◆ **WRITTEN REQUEST**
Extract all of the data and reproduce it precisely.

◆ **PROVIDED ENTRIES**
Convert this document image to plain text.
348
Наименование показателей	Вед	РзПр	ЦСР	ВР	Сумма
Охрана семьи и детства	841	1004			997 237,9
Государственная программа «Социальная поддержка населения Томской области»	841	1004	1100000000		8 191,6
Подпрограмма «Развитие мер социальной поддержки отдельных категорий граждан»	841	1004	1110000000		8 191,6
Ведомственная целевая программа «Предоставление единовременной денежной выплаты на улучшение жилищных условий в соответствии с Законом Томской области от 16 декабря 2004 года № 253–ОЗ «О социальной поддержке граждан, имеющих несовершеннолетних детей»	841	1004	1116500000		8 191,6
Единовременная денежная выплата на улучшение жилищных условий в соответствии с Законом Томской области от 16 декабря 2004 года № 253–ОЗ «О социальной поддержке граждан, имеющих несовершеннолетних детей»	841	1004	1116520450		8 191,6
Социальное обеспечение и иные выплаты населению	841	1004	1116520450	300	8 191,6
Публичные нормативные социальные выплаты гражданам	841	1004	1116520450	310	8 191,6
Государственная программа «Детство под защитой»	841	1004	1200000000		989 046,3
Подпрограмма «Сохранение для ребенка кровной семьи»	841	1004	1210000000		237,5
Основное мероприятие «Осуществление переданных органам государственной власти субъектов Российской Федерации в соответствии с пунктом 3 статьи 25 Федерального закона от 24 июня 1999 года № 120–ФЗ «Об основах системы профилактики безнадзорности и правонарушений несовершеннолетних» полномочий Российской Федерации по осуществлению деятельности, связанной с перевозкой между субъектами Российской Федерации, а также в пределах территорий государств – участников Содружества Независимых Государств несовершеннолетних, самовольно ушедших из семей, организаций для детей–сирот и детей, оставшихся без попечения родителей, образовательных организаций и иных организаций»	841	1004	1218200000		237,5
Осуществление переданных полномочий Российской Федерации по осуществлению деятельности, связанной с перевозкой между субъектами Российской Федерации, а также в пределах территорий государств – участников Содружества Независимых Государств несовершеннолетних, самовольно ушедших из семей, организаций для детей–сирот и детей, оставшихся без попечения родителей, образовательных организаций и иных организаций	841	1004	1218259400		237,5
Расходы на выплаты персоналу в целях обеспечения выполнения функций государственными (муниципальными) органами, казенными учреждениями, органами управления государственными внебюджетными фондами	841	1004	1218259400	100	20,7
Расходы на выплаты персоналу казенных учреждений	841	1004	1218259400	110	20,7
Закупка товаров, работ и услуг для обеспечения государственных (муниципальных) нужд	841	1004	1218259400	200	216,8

◆ **EXERCISE OUTPUT**
Convert this document image to plain text.
348
Наименование показателей	Вед	РзПр	ЦСР	ВР	Сумма
Охрана семьи и детства	841	1004			997 237,9
Государственная программа «Социальная поддержка населения Томской области»	841	1004	1100000000		8 191,6
Подпрограмма «Развитие мер социальной поддержки отдельных категорий граждан»	841	1004	1110000000		8 191,6
Ведомственная целевая программа «Предоставление единовременной денежной выплаты на улучшение жилищных условий в соответствии с Законом Томской области от 16 декабря 2004 года № 253–ОЗ «О социальной поддержке граждан, имеющих несовершеннолетних детей»	841	1004	1116500000		8 191,6
Единовременная денежная выплата на улучшение жилищных условий в соответствии с Законом Томской области от 16 декабря 2004 года № 253–ОЗ «О социальной поддержке граждан, имеющих несовершеннолетних детей»	841	1004	1116520450		8 191,6
Социальное обеспечение и иные выплаты населению	841	1004	1116520450	300	8 191,6
Публичные нормативные социальные выплаты гражданам	841	1004	1116520450	310	8 191,6
Государственная программа «Детство под защитой»	841	1004	1200000000		989 046,3
Подпрограмма «Сохранение для ребенка кровной семьи»	841	1004	1210000000		237,5
Основное мероприятие «Осуществление переданных органам государственной власти субъектов Российской Федерации в соответствии с пунктом 3 статьи 25 Федерального закона от 24 июня 1999 года № 120–ФЗ «Об основах системы профилактики безнадзорности и правонарушений несовершеннолетних» полномочий Российской Федерации по осуществлению деятельности, связанной с перевозкой между субъектами Российской Федерации, а также в пределах территорий государств – участников Содружества Независимых Государств несовершеннолетних, самовольно ушедших из семей, организаций для детей–сирот и детей, оставшихся без попечения родителей, образовательных организаций и иных организаций»	841	1004	1218200000		237,5
Осуществление переданных полномочий Российской Федерации по осуществлению деятельности, связанной с перевозкой между субъектами Российской Федерации, а также в пределах территорий государств – участников Содружества Независимых Государств несовершеннолетних, самовольно ушедших из семей, организаций для детей–сирот и детей, оставшихся без попечения родителей, образовательных организаций и иных организаций	841	1004	1218259400		237,5
Расходы на выплаты персоналу в целях обеспечения выполнения функций государственными (муниципальными) органами, казенными учреждениями, органами управления государственными внебюджетными фондами	841	1004	1218259400	100	20,7
Расходы на выплаты персоналу казенных учреждений	841	1004	1218259400	110	20,7
Закупка товаров, работ и услуг для обеспечения государственных (муниципальных) нужд	841	1004	1218259400	200	216,8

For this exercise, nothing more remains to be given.